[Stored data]

= = = = = = =

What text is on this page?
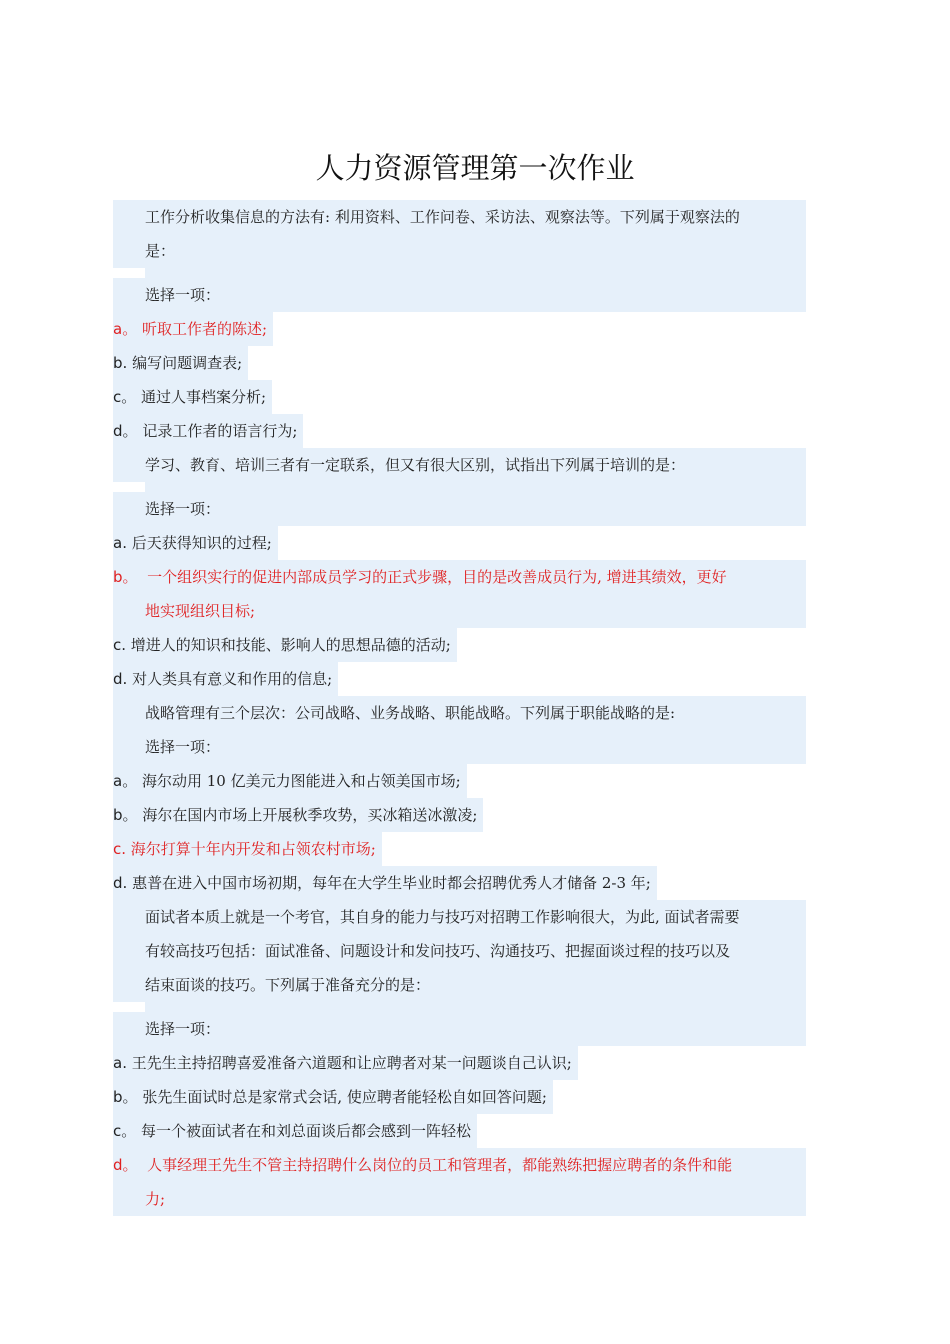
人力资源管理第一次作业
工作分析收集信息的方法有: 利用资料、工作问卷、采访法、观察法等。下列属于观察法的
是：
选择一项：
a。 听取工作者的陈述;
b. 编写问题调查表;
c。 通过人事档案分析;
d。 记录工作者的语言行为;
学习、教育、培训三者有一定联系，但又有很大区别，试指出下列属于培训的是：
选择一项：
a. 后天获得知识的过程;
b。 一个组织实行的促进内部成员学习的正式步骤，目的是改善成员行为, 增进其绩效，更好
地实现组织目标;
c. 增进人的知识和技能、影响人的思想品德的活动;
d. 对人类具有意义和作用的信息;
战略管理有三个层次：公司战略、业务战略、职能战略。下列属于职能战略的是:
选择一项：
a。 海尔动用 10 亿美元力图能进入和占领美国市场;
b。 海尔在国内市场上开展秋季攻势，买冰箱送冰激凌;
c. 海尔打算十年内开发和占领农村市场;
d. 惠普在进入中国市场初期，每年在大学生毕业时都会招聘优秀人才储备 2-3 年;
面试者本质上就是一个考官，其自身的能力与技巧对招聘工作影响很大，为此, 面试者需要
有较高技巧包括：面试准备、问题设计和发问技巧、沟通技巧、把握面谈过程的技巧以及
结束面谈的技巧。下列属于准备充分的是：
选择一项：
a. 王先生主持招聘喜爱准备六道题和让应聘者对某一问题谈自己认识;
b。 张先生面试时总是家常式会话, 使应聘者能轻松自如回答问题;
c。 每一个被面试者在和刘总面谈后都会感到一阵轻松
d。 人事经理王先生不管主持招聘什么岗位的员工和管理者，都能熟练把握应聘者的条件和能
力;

= = = = = = =

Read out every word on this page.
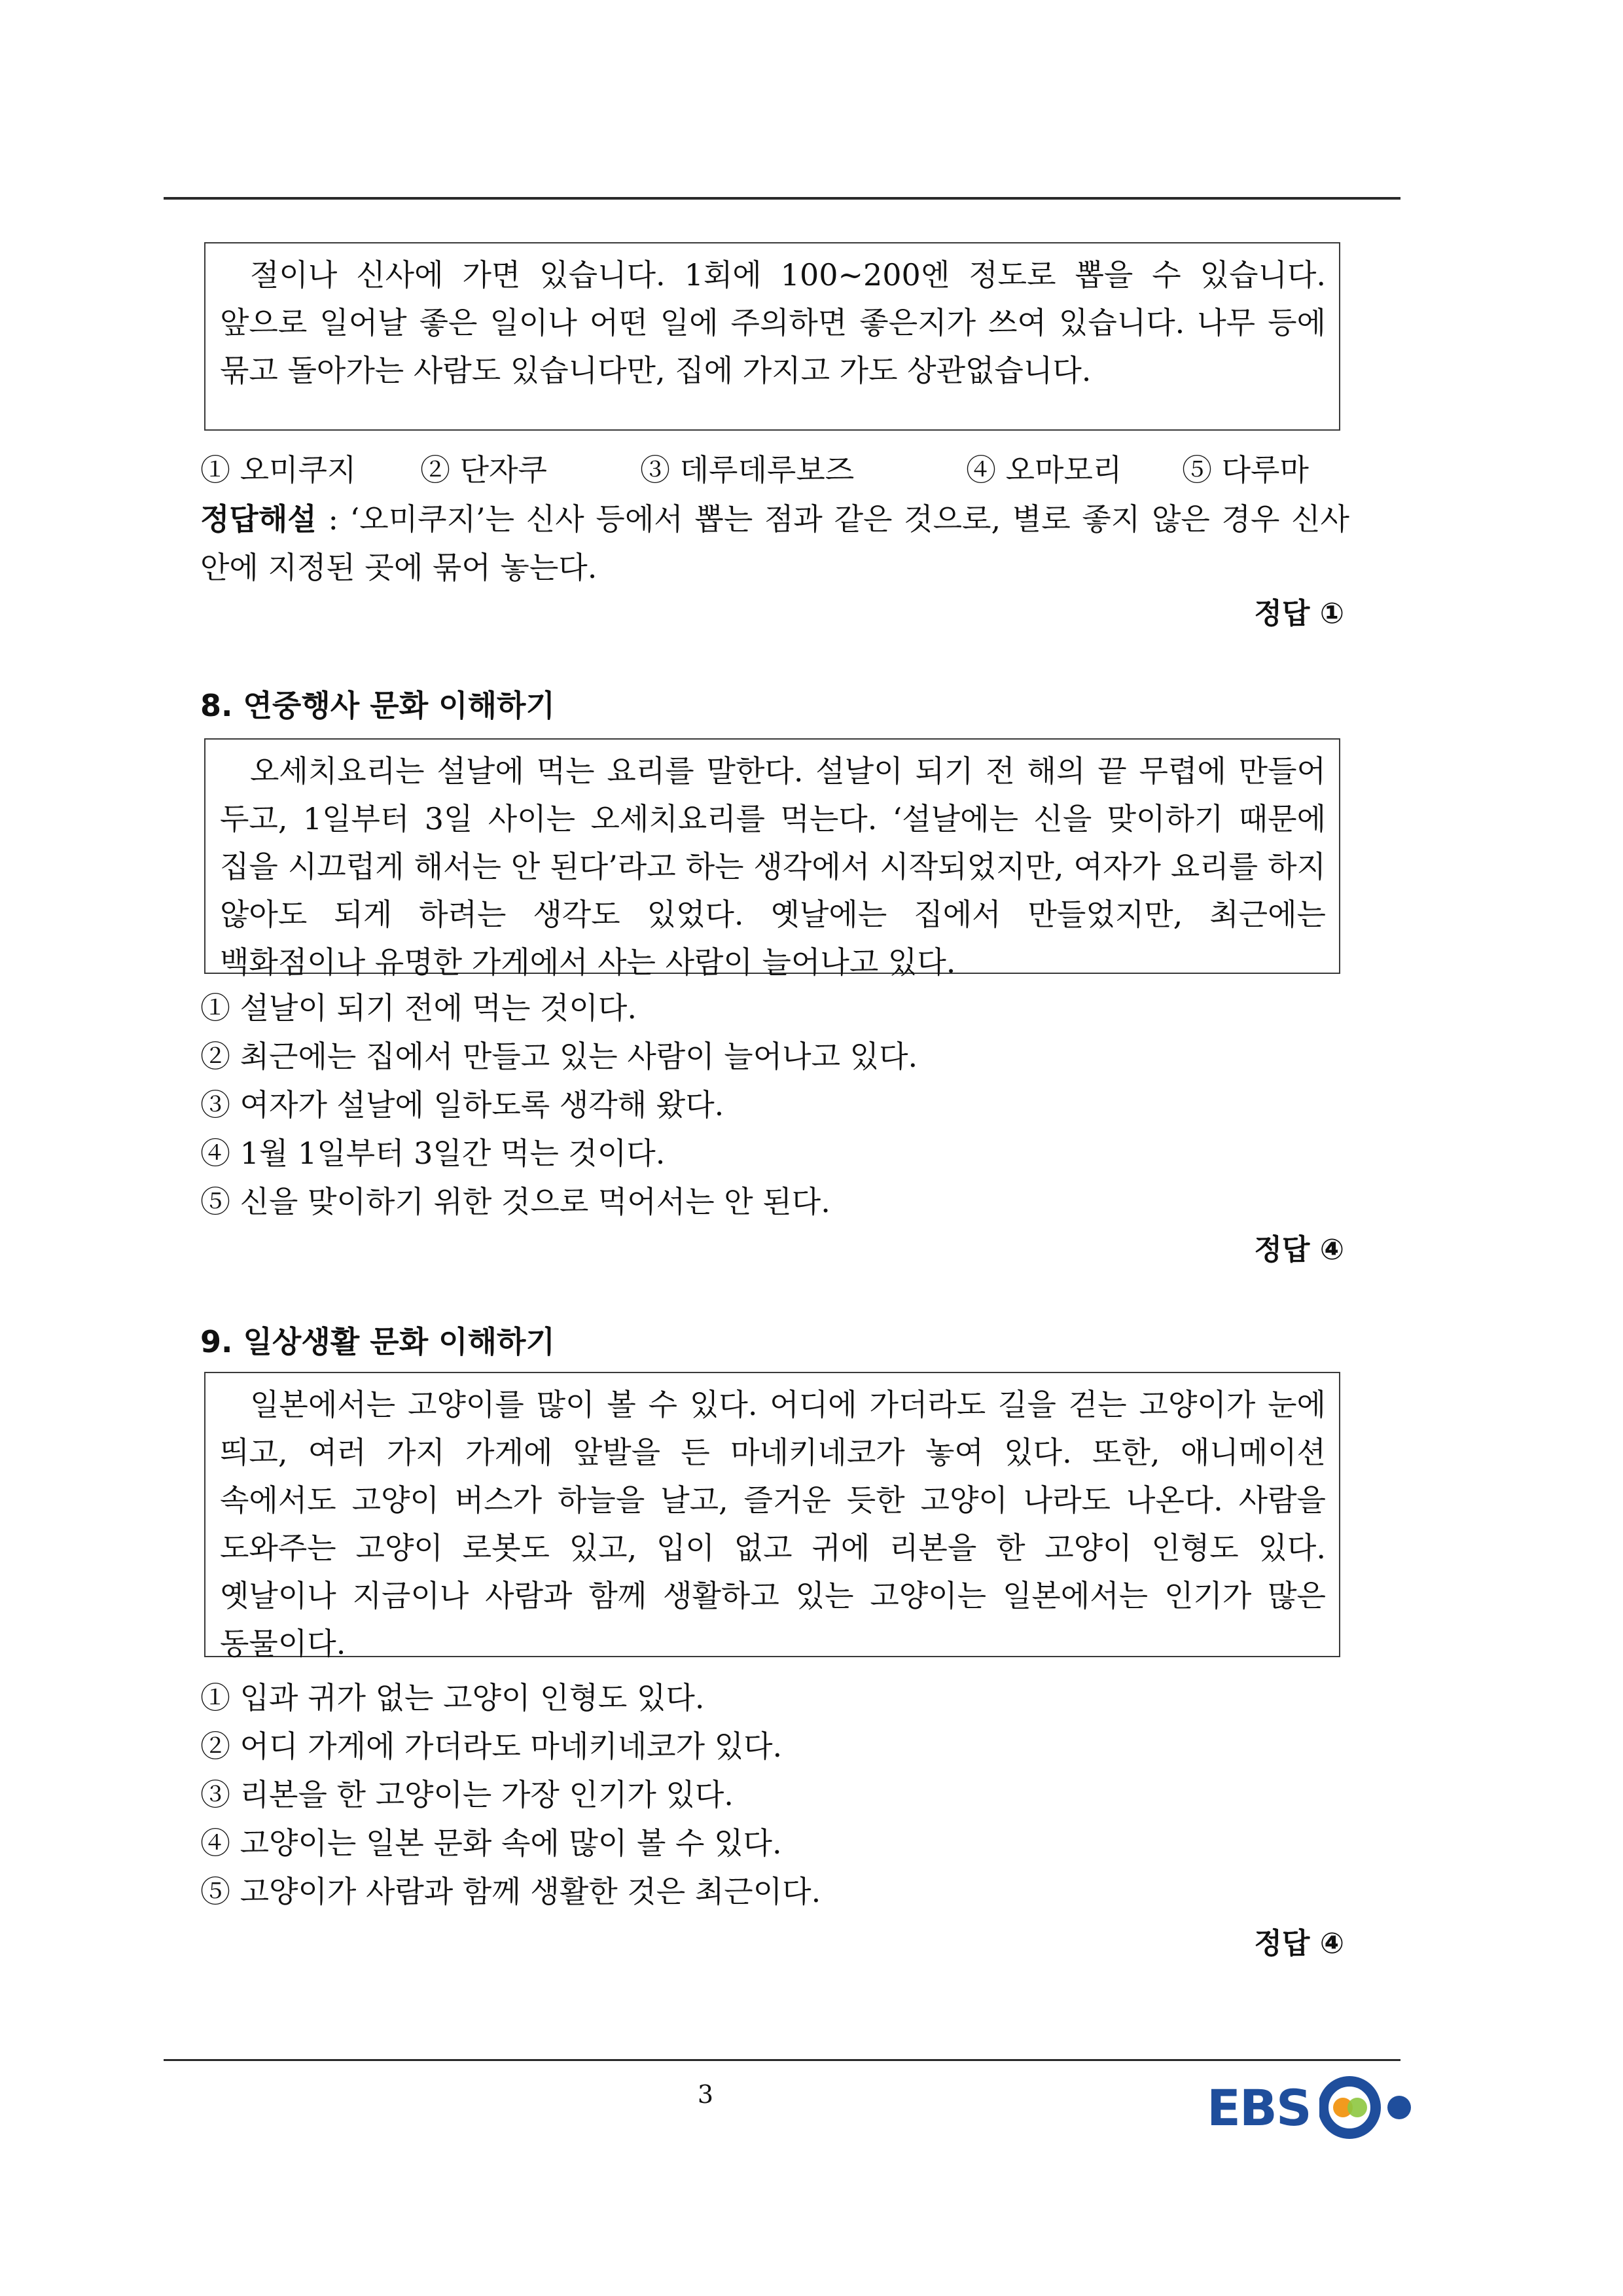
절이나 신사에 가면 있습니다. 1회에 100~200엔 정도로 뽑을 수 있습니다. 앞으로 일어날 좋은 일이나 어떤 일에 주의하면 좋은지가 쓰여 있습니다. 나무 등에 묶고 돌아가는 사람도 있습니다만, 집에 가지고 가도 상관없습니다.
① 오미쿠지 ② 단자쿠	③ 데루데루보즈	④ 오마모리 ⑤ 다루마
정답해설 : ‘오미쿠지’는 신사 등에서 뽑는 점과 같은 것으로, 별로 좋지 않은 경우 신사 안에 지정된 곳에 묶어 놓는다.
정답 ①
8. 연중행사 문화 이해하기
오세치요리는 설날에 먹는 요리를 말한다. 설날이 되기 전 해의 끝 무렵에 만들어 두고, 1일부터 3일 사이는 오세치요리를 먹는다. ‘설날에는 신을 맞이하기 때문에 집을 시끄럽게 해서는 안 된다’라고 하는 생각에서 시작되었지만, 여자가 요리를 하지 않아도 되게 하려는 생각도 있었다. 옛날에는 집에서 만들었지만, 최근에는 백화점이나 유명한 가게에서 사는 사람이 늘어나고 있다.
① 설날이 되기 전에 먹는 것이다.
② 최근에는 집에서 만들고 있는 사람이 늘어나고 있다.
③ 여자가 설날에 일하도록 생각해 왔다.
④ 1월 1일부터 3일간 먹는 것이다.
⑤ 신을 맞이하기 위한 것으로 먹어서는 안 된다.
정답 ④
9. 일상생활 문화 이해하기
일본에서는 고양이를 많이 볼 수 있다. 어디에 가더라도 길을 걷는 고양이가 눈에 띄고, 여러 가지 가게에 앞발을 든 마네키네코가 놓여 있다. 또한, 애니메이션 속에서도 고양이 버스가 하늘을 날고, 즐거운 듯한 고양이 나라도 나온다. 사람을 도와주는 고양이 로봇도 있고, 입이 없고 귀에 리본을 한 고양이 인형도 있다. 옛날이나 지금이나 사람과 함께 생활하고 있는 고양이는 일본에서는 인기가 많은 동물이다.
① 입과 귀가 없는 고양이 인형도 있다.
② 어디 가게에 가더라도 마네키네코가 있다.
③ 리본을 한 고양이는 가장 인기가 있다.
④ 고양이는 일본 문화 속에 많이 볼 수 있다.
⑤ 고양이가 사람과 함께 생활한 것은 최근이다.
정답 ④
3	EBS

= = = = = = =

EXERCISE DIRECTIONS: Find the lines above that include the string "맞이하기" and copy them.

WRITTEN RESPONSE:
오세치요리는 설날에 먹는 요리를 말한다. 설날이 되기 전 해의 끝 무렵에 만들어 두고, 1일부터 3일 사이는 오세치요리를 먹는다. ‘설날에는 신을 맞이하기 때문에 집을 시끄럽게 해서는 안 된다’라고 하는 생각에서 시작되었지만, 여자가 요리를 하지 않아도 되게 하려는 생각도 있었다. 옛날에는 집에서 만들었지만, 최근에는 백화점이나 유명한 가게에서 사는 사람이 늘어나고 있다.
⑤ 신을 맞이하기 위한 것으로 먹어서는 안 된다.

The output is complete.